Exercise data:
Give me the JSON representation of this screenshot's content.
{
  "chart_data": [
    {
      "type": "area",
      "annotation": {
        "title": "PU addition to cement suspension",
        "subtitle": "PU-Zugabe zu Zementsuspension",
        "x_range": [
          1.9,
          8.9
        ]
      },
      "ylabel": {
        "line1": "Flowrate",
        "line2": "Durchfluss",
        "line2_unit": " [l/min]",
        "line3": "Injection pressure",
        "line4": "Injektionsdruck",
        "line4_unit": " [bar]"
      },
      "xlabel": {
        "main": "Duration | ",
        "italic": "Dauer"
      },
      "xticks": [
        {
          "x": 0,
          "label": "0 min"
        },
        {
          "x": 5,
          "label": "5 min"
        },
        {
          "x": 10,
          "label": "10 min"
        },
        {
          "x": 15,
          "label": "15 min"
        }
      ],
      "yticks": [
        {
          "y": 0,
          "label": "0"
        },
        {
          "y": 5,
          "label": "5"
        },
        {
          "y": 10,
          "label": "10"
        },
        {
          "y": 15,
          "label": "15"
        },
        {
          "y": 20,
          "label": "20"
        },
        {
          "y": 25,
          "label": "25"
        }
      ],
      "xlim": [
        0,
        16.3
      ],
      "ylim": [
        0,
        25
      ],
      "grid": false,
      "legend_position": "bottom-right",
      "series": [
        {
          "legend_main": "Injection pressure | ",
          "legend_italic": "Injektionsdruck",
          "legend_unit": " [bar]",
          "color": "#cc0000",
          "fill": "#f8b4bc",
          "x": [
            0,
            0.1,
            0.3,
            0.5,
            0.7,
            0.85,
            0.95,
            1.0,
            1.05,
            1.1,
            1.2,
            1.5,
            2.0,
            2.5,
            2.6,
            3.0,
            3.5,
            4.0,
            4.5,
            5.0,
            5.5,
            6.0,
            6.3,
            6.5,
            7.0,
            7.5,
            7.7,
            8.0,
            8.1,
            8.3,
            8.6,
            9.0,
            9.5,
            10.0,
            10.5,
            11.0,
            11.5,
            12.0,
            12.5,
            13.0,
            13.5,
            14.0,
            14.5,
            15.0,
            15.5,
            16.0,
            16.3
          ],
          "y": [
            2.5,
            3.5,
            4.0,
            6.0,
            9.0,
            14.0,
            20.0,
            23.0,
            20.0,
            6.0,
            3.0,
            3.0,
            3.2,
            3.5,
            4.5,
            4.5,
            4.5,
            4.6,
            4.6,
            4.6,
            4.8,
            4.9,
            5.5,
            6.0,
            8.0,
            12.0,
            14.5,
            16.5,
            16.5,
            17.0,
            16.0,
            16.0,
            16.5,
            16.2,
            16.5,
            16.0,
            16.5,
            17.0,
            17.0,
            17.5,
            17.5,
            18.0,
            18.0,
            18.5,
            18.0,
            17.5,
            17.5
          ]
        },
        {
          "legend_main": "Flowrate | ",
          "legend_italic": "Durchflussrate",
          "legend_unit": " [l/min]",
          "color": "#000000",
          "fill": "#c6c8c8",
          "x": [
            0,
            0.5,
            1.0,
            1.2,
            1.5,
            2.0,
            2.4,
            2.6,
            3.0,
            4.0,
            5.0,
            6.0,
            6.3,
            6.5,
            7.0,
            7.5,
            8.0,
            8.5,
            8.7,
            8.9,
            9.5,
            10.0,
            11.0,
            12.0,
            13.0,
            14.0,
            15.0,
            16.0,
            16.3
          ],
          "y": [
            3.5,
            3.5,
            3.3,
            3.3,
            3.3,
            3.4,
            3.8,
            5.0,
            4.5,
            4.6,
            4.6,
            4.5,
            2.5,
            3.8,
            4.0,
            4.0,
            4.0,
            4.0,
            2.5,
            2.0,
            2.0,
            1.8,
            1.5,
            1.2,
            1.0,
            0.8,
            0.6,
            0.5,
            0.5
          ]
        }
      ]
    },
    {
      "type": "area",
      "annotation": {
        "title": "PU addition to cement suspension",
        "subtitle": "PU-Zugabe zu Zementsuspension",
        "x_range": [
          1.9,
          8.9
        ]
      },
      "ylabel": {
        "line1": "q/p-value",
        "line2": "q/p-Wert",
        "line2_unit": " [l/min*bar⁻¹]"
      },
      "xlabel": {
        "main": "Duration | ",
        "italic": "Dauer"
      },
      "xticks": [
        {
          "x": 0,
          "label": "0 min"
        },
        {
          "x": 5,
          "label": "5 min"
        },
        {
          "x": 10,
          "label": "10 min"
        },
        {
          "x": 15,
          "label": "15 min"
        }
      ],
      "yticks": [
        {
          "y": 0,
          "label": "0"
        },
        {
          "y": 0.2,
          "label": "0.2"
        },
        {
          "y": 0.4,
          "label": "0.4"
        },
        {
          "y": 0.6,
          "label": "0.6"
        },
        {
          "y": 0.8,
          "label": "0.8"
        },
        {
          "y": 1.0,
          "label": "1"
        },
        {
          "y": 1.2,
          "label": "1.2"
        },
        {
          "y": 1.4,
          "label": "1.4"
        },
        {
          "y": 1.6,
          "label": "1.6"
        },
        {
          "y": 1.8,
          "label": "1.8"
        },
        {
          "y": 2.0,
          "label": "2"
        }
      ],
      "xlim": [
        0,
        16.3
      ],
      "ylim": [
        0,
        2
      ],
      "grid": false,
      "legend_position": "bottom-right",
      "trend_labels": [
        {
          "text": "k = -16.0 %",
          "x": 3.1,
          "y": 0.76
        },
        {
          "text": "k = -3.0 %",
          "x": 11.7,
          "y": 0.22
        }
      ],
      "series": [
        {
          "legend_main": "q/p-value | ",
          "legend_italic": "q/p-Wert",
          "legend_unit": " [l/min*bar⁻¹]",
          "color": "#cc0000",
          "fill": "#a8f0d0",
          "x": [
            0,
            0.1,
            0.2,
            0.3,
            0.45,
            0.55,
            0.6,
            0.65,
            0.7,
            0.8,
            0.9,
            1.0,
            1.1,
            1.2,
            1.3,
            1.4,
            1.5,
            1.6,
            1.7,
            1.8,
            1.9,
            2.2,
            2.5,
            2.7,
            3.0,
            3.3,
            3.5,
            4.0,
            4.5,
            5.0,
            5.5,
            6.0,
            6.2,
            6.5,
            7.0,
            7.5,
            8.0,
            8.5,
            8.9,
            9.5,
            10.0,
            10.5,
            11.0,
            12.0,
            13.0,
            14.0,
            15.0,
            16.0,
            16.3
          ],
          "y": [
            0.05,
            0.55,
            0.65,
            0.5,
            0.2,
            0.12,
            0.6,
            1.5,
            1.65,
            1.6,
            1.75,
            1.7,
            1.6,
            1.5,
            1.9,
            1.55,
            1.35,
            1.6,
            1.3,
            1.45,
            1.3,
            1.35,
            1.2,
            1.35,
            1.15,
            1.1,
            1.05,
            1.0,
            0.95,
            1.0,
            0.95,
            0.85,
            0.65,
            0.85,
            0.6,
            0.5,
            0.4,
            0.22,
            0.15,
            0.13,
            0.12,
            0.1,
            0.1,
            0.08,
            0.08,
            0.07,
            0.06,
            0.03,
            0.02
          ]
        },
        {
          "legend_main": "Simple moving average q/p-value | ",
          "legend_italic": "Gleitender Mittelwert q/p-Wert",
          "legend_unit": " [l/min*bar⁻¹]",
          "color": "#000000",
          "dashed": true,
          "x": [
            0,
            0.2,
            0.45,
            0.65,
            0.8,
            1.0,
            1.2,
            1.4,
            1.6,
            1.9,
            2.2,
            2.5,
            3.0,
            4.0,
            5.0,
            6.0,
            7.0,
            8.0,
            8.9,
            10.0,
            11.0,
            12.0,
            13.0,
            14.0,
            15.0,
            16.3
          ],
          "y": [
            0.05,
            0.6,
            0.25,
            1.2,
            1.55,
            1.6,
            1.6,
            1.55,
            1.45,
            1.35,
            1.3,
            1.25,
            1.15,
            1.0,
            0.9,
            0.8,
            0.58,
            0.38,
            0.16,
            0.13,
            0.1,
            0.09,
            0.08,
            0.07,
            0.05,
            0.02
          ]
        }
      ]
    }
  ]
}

Requirements:
In the data above, how many lines contain the string "fill"? Answer with the number only.

Answer for this exercise:
3